__PROVIDED DATA__:

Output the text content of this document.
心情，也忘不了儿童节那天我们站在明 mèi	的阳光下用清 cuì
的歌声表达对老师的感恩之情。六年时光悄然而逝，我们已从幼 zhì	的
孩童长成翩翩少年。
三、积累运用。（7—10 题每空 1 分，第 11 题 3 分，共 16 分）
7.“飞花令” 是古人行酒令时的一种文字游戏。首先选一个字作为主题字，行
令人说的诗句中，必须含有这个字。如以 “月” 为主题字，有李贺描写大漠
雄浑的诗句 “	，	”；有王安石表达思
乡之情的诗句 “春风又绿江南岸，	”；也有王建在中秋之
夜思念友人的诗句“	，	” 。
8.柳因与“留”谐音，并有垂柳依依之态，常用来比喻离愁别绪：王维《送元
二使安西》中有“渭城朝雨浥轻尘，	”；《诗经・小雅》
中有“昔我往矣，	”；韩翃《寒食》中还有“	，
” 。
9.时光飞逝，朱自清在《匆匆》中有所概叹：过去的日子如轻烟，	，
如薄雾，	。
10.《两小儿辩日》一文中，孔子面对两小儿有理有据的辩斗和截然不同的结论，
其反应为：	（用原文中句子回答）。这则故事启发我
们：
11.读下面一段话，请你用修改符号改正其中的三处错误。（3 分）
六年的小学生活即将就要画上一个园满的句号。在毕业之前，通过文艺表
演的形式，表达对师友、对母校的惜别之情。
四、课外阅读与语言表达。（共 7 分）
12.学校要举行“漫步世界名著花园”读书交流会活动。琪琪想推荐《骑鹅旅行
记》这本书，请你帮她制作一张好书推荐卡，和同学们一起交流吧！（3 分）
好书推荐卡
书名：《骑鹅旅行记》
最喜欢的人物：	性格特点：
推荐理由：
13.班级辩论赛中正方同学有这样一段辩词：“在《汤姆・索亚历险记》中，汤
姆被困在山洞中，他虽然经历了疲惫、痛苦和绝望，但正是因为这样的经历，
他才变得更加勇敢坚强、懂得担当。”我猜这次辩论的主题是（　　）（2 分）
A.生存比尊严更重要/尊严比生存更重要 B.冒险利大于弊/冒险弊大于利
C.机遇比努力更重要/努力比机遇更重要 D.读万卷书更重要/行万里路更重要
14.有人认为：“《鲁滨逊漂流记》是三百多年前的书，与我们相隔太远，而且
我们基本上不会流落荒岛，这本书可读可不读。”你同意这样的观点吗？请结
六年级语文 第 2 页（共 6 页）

__PROBLEM__:
Repeat the preceding lines exactly, please, every one of them.

__SOLUTION TO THIS EXERCISE__:
Output the text content of this document.
心情，也忘不了儿童节那天我们站在明 mèi	的阳光下用清 cuì
的歌声表达对老师的感恩之情。六年时光悄然而逝，我们已从幼 zhì	的
孩童长成翩翩少年。
三、积累运用。（7—10 题每空 1 分，第 11 题 3 分，共 16 分）
7.“飞花令” 是古人行酒令时的一种文字游戏。首先选一个字作为主题字，行
令人说的诗句中，必须含有这个字。如以 “月” 为主题字，有李贺描写大漠
雄浑的诗句 “	，	”；有王安石表达思
乡之情的诗句 “春风又绿江南岸，	”；也有王建在中秋之
夜思念友人的诗句“	，	” 。
8.柳因与“留”谐音，并有垂柳依依之态，常用来比喻离愁别绪：王维《送元
二使安西》中有“渭城朝雨浥轻尘，	”；《诗经・小雅》
中有“昔我往矣，	”；韩翃《寒食》中还有“	，
” 。
9.时光飞逝，朱自清在《匆匆》中有所概叹：过去的日子如轻烟，	，
如薄雾，	。
10.《两小儿辩日》一文中，孔子面对两小儿有理有据的辩斗和截然不同的结论，
其反应为：	（用原文中句子回答）。这则故事启发我
们：
11.读下面一段话，请你用修改符号改正其中的三处错误。（3 分）
六年的小学生活即将就要画上一个园满的句号。在毕业之前，通过文艺表
演的形式，表达对师友、对母校的惜别之情。
四、课外阅读与语言表达。（共 7 分）
12.学校要举行“漫步世界名著花园”读书交流会活动。琪琪想推荐《骑鹅旅行
记》这本书，请你帮她制作一张好书推荐卡，和同学们一起交流吧！（3 分）
好书推荐卡
书名：《骑鹅旅行记》
最喜欢的人物：	性格特点：
推荐理由：
13.班级辩论赛中正方同学有这样一段辩词：“在《汤姆・索亚历险记》中，汤
姆被困在山洞中，他虽然经历了疲惫、痛苦和绝望，但正是因为这样的经历，
他才变得更加勇敢坚强、懂得担当。”我猜这次辩论的主题是（　　）（2 分）
A.生存比尊严更重要/尊严比生存更重要 B.冒险利大于弊/冒险弊大于利
C.机遇比努力更重要/努力比机遇更重要 D.读万卷书更重要/行万里路更重要
14.有人认为：“《鲁滨逊漂流记》是三百多年前的书，与我们相隔太远，而且
我们基本上不会流落荒岛，这本书可读可不读。”你同意这样的观点吗？请结
六年级语文 第 2 页（共 6 页）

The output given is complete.